» **Exercise**:
Keep only the lines of the data below that contain "type", and copy them.
- - - - - - -
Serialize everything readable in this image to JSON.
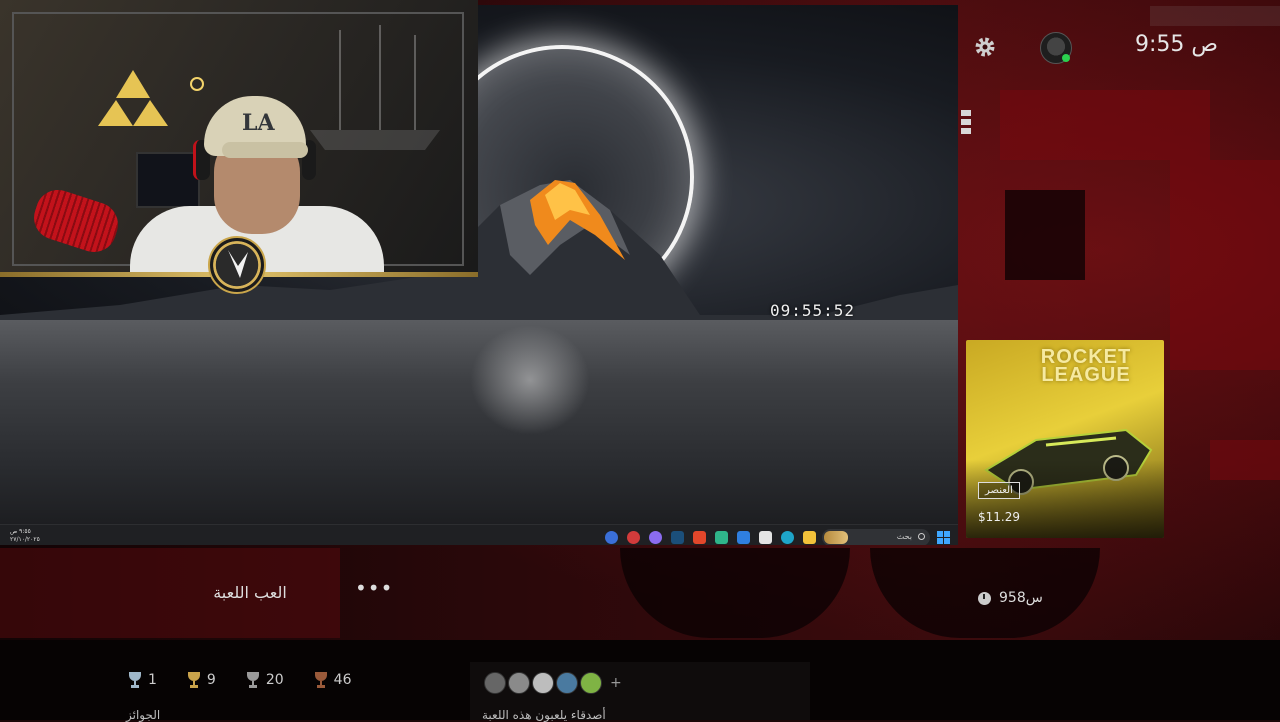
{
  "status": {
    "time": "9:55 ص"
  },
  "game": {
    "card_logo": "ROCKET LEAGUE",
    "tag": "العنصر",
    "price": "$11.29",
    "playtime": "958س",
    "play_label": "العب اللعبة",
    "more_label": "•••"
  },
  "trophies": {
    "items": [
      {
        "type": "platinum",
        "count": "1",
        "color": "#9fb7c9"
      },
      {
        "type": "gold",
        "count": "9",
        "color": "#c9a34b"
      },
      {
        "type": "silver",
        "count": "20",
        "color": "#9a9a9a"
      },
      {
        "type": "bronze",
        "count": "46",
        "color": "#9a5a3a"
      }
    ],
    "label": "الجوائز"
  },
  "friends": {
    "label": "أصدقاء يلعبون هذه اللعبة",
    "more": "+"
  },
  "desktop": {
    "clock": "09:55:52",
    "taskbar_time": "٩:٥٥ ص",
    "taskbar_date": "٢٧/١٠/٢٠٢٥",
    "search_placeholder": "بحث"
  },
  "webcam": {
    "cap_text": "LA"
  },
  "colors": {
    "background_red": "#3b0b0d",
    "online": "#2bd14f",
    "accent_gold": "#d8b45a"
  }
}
- - - - - - -
» **Exercise response**:
        "type": "platinum",
        "type": "gold",
        "type": "silver",
        "type": "bronze",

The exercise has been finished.